>>>>

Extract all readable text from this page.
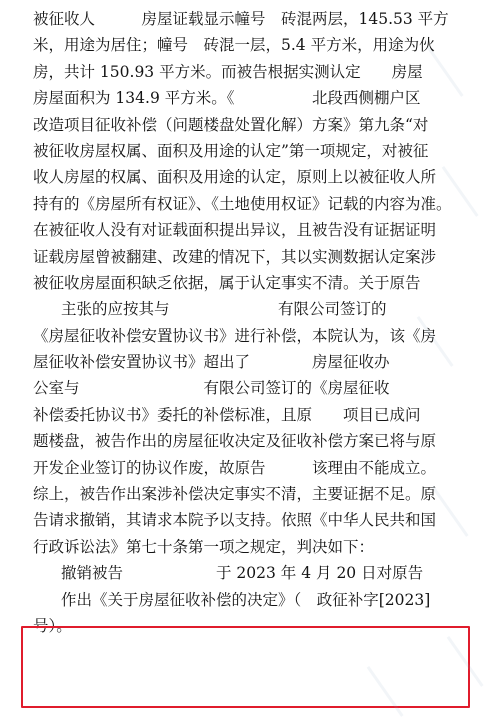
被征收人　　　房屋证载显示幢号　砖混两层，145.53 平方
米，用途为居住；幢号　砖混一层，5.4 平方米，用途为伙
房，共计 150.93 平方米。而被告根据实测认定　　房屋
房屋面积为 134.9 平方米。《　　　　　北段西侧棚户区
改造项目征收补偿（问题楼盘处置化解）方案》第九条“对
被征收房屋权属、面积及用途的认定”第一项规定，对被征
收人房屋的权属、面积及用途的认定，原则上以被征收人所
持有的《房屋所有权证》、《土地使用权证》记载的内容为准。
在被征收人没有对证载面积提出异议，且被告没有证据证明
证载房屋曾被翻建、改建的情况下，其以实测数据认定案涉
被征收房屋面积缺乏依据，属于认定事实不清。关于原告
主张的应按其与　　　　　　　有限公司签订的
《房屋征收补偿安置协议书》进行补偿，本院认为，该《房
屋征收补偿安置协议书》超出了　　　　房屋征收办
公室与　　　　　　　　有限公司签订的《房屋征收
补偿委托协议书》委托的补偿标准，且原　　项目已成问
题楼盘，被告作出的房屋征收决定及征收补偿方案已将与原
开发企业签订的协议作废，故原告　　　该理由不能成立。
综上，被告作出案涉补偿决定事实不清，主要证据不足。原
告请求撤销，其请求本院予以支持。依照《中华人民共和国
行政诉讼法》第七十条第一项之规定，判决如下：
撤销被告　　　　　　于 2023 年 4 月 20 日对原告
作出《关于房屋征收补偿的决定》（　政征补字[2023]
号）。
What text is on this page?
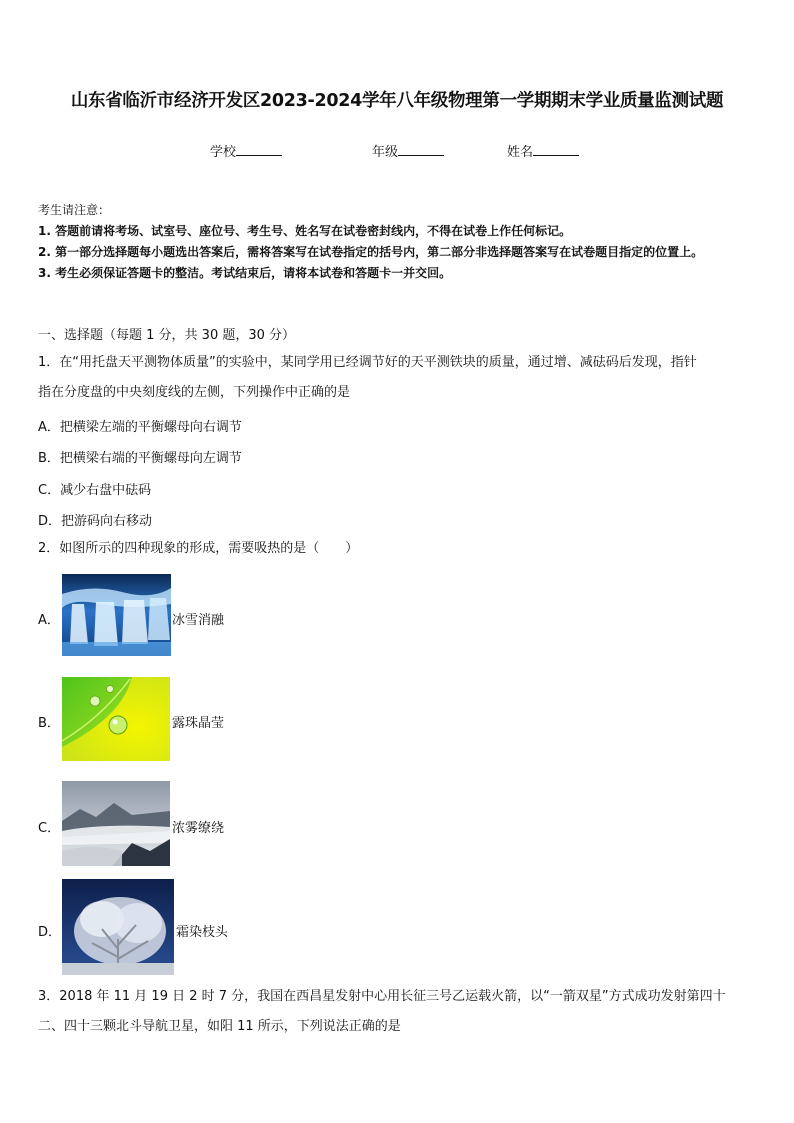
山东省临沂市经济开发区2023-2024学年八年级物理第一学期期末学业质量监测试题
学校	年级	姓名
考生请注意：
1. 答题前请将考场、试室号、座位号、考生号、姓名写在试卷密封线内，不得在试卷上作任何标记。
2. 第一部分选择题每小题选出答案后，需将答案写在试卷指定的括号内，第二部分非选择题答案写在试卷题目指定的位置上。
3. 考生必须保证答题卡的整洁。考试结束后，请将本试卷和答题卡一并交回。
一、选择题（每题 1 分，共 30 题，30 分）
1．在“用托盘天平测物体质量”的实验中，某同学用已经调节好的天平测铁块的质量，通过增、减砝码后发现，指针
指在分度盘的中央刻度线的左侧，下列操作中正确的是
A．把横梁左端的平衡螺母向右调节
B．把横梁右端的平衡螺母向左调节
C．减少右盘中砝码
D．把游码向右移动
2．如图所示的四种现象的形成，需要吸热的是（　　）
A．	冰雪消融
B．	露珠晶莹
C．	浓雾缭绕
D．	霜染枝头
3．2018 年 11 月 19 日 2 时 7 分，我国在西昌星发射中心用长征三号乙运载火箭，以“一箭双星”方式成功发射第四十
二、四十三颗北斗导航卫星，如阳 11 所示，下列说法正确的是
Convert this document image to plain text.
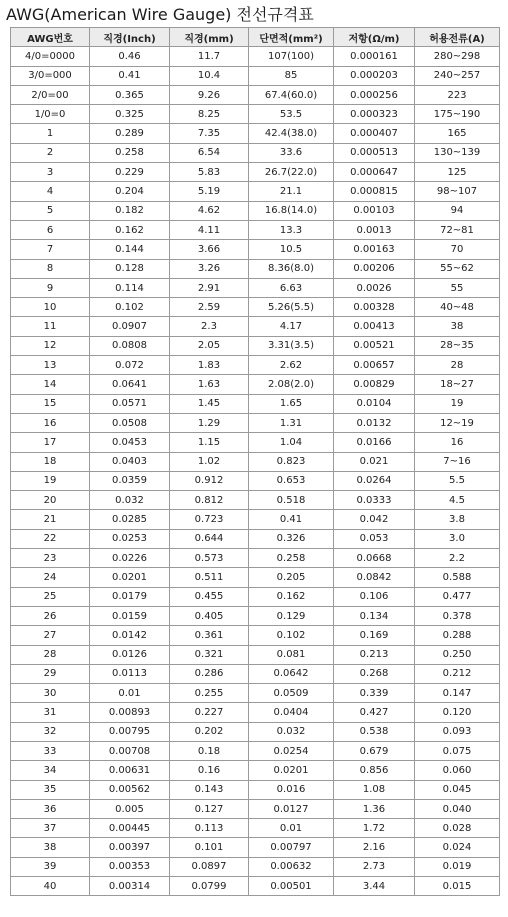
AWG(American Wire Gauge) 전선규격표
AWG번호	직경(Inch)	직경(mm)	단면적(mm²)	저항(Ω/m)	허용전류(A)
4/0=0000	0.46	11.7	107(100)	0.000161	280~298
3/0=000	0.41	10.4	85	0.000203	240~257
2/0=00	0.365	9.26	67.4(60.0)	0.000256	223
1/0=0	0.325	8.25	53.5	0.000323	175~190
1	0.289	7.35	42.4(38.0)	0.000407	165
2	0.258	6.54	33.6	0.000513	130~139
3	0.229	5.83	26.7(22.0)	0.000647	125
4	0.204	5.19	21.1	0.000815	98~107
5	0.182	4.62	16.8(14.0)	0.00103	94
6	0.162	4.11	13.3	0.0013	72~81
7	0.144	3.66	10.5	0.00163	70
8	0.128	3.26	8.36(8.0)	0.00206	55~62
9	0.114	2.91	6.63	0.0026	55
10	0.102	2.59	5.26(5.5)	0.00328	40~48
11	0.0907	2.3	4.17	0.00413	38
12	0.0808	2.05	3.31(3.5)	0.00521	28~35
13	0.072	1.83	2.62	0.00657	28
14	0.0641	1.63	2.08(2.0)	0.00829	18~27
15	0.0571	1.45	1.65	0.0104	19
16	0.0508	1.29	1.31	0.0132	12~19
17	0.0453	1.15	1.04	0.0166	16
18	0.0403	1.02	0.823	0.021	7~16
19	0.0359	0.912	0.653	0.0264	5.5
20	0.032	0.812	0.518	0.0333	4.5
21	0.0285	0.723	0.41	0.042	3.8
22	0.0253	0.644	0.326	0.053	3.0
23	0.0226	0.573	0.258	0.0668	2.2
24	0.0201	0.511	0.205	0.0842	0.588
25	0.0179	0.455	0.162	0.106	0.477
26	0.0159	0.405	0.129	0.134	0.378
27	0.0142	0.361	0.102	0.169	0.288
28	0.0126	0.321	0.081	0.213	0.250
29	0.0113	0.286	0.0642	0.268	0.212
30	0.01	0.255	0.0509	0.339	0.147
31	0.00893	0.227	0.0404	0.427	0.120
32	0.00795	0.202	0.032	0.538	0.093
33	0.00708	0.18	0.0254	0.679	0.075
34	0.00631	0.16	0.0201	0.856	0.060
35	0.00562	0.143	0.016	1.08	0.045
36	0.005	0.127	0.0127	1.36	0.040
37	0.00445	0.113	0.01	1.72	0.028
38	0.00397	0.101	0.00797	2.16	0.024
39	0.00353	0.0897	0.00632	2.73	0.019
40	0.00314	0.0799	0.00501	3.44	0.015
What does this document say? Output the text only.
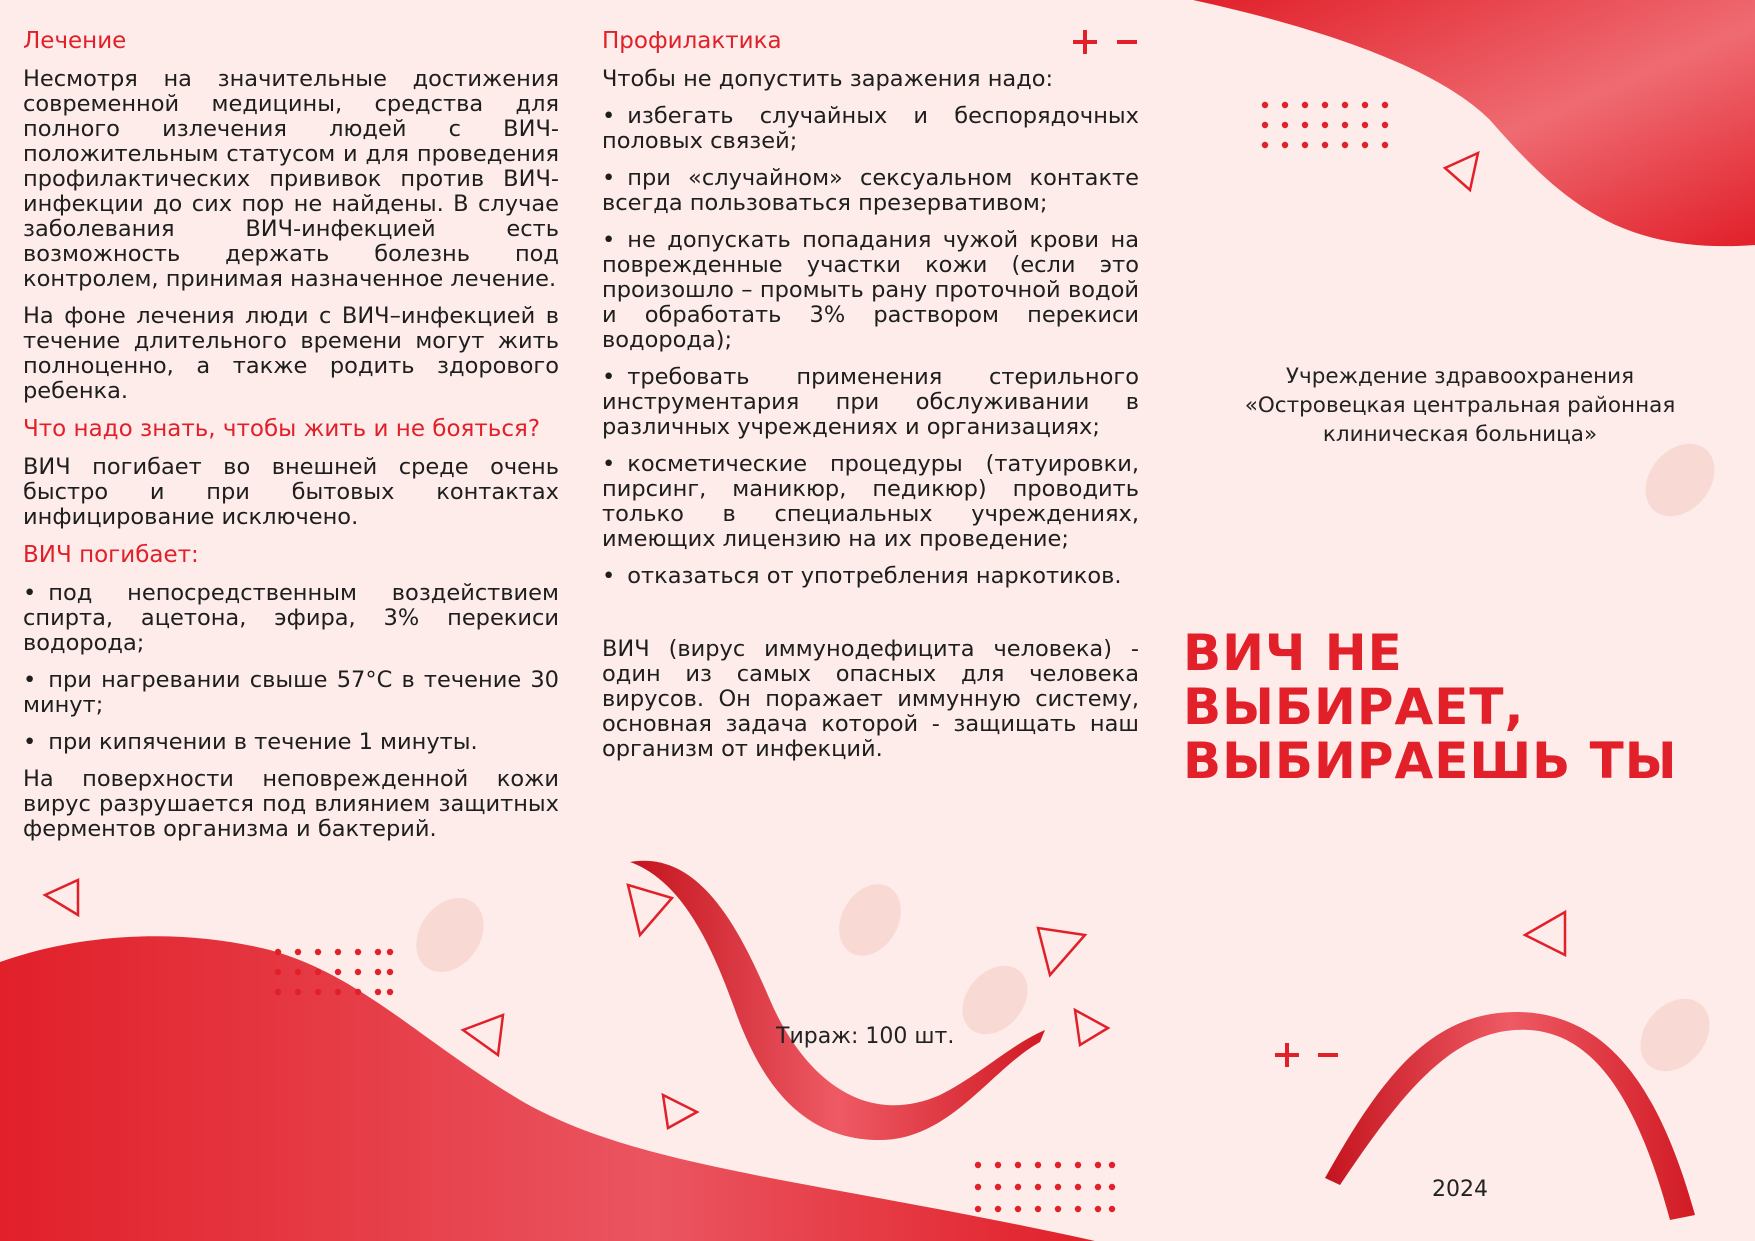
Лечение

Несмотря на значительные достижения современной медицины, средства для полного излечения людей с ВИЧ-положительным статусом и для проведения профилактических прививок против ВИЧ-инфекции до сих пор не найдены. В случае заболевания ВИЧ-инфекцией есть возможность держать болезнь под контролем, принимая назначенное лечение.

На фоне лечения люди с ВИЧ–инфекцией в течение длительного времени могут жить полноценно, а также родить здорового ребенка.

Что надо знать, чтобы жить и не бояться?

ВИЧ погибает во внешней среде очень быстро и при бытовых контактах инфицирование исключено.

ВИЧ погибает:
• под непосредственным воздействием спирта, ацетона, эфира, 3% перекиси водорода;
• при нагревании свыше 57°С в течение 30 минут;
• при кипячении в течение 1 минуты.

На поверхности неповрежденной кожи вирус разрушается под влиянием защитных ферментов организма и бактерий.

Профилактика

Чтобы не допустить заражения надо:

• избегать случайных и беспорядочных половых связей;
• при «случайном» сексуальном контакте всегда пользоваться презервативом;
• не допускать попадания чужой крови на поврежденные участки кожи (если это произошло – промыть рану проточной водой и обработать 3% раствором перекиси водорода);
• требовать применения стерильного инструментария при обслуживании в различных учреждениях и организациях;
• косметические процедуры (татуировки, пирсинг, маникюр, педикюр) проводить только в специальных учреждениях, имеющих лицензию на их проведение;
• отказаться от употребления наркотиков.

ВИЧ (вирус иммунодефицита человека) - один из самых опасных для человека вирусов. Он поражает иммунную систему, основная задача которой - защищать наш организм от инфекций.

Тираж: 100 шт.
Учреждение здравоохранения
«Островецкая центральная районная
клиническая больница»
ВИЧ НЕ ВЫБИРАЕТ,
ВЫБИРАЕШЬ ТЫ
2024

<<<<

Challenge: Keep only those lines of the records that hold "text", and return them.

Task result:
Extract all readable text from this page.
What text is on this page?
Convert this document image to plain text.
What does this document say? Output the text only.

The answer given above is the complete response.